### What you have to do
Copy the entries below exactly. Images do not belong in the copy.

### Material for this exercise
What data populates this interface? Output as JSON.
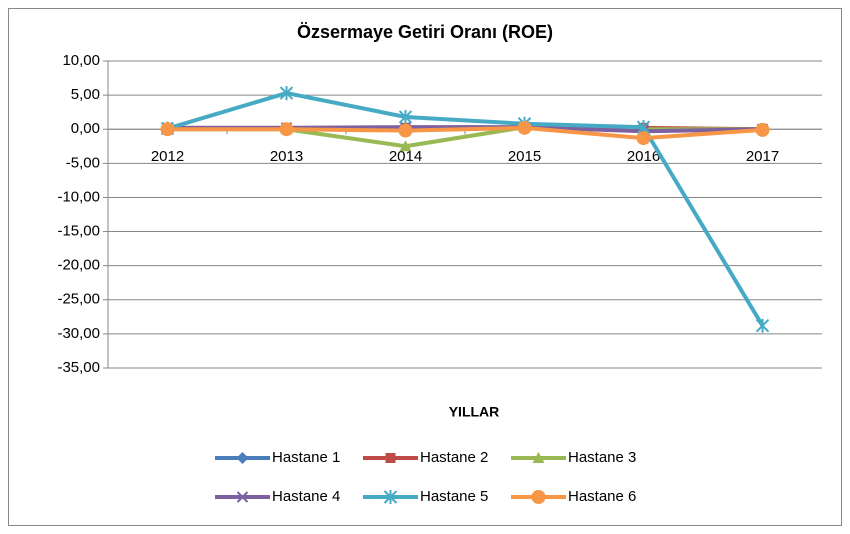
{
  "chart_data": {
    "type": "line",
    "title": "Özsermaye Getiri Oranı (ROE)",
    "x_label": "YILLAR",
    "categories": [
      "2012",
      "2013",
      "2014",
      "2015",
      "2016",
      "2017"
    ],
    "series": [
      {
        "name": "Hastane 1",
        "color": "#4a7ebb",
        "marker": "diamond",
        "values": [
          0.1,
          0.1,
          0.1,
          0.1,
          0.1,
          0.0
        ]
      },
      {
        "name": "Hastane 2",
        "color": "#be4b48",
        "marker": "square",
        "values": [
          0.2,
          0.2,
          0.2,
          0.2,
          0.2,
          0.0
        ]
      },
      {
        "name": "Hastane 3",
        "color": "#98b954",
        "marker": "triangle",
        "values": [
          0.0,
          0.0,
          -2.5,
          0.3,
          0.0,
          0.0
        ]
      },
      {
        "name": "Hastane 4",
        "color": "#7d60a0",
        "marker": "x",
        "values": [
          0.2,
          0.2,
          0.3,
          0.3,
          -0.3,
          0.0
        ]
      },
      {
        "name": "Hastane 5",
        "color": "#46aac5",
        "marker": "star",
        "values": [
          0.1,
          5.3,
          1.8,
          0.8,
          0.3,
          -28.8
        ]
      },
      {
        "name": "Hastane 6",
        "color": "#f79646",
        "marker": "circle",
        "values": [
          0.0,
          0.0,
          -0.2,
          0.2,
          -1.3,
          -0.1
        ]
      }
    ],
    "ylim": [
      -35,
      10
    ],
    "yticks": [
      {
        "value": 10,
        "label": "10,00"
      },
      {
        "value": 5,
        "label": "5,00"
      },
      {
        "value": 0,
        "label": "0,00"
      },
      {
        "value": -5,
        "label": "-5,00"
      },
      {
        "value": -10,
        "label": "-10,00"
      },
      {
        "value": -15,
        "label": "-15,00"
      },
      {
        "value": -20,
        "label": "-20,00"
      },
      {
        "value": -25,
        "label": "-25,00"
      },
      {
        "value": -30,
        "label": "-30,00"
      },
      {
        "value": -35,
        "label": "-35,00"
      }
    ],
    "grid": true,
    "legend": "bottom"
  }
}
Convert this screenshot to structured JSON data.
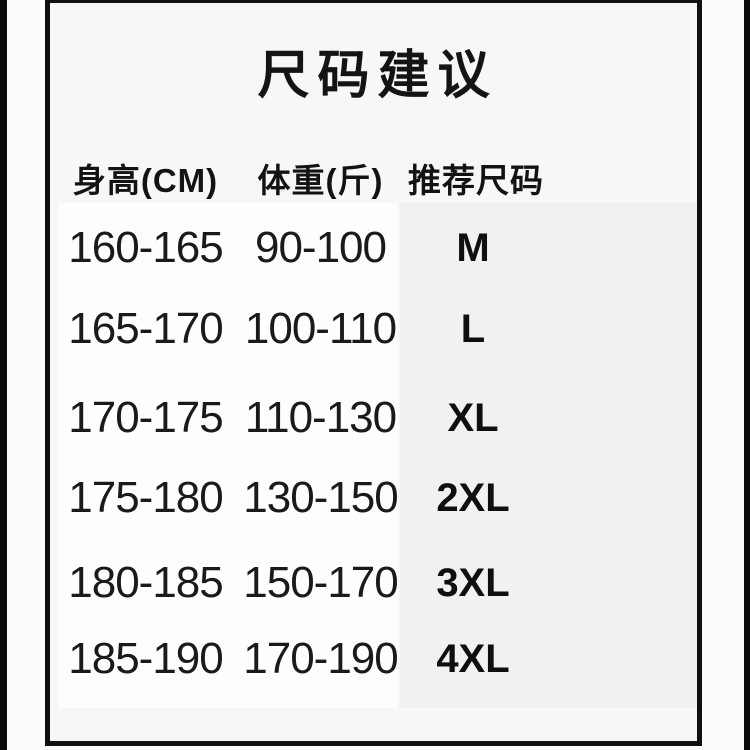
{
  "title": "尺码建议",
  "table": {
    "headers": [
      "身高(CM)",
      "体重(斤)",
      "推荐尺码"
    ],
    "rows": [
      {
        "height": "160-165",
        "weight": "90-100",
        "size": "M"
      },
      {
        "height": "165-170",
        "weight": "100-110",
        "size": "L"
      },
      {
        "height": "170-175",
        "weight": "110-130",
        "size": "XL"
      },
      {
        "height": "175-180",
        "weight": "130-150",
        "size": "2XL"
      },
      {
        "height": "180-185",
        "weight": "150-170",
        "size": "3XL"
      },
      {
        "height": "185-190",
        "weight": "170-190",
        "size": "4XL"
      }
    ]
  },
  "colors": {
    "frame_border": "#101010",
    "edge_strip": "#0b0b0b",
    "text": "#141414",
    "frame_background": "#f7f7f7",
    "page_background": "#fcfcfc"
  }
}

### Written response
What data populates this interface? Output as JSON.
{
  "chart_data": {
    "type": "line",
    "title": "Özsermaye Getiri Oranı (ROE)",
    "x_label": "YILLAR",
    "categories": [
      "2012",
      "2013",
      "2014",
      "2015",
      "2016",
      "2017"
    ],
    "series": [
      {
        "name": "Hastane 1",
        "color": "#4a7ebb",
        "marker": "diamond",
        "values": [
          0.1,
          0.1,
          0.1,
          0.1,
          0.1,
          0.0
        ]
      },
      {
        "name": "Hastane 2",
        "color": "#be4b48",
        "marker": "square",
        "values": [
          0.2,
          0.2,
          0.2,
          0.2,
          0.2,
          0.0
        ]
      },
      {
        "name": "Hastane 3",
        "color": "#98b954",
        "marker": "triangle",
        "values": [
          0.0,
          0.0,
          -2.5,
          0.3,
          0.0,
          0.0
        ]
      },
      {
        "name": "Hastane 4",
        "color": "#7d60a0",
        "marker": "x",
        "values": [
          0.2,
          0.2,
          0.3,
          0.3,
          -0.3,
          0.0
        ]
      },
      {
        "name": "Hastane 5",
        "color": "#46aac5",
        "marker": "star",
        "values": [
          0.1,
          5.3,
          1.8,
          0.8,
          0.3,
          -28.8
        ]
      },
      {
        "name": "Hastane 6",
        "color": "#f79646",
        "marker": "circle",
        "values": [
          0.0,
          0.0,
          -0.2,
          0.2,
          -1.3,
          -0.1
        ]
      }
    ],
    "ylim": [
      -35,
      10
    ],
    "yticks": [
      {
        "value": 10,
        "label": "10,00"
      },
      {
        "value": 5,
        "label": "5,00"
      },
      {
        "value": 0,
        "label": "0,00"
      },
      {
        "value": -5,
        "label": "-5,00"
      },
      {
        "value": -10,
        "label": "-10,00"
      },
      {
        "value": -15,
        "label": "-15,00"
      },
      {
        "value": -20,
        "label": "-20,00"
      },
      {
        "value": -25,
        "label": "-25,00"
      },
      {
        "value": -30,
        "label": "-30,00"
      },
      {
        "value": -35,
        "label": "-35,00"
      }
    ],
    "grid": true,
    "legend": "bottom"
  }
}
Convert this screenshot to structured JSON data.
{
  "title": "尺码建议",
  "table": {
    "headers": [
      "身高(CM)",
      "体重(斤)",
      "推荐尺码"
    ],
    "rows": [
      {
        "height": "160-165",
        "weight": "90-100",
        "size": "M"
      },
      {
        "height": "165-170",
        "weight": "100-110",
        "size": "L"
      },
      {
        "height": "170-175",
        "weight": "110-130",
        "size": "XL"
      },
      {
        "height": "175-180",
        "weight": "130-150",
        "size": "2XL"
      },
      {
        "height": "180-185",
        "weight": "150-170",
        "size": "3XL"
      },
      {
        "height": "185-190",
        "weight": "170-190",
        "size": "4XL"
      }
    ]
  },
  "colors": {
    "frame_border": "#101010",
    "edge_strip": "#0b0b0b",
    "text": "#141414",
    "frame_background": "#f7f7f7",
    "page_background": "#fcfcfc"
  }
}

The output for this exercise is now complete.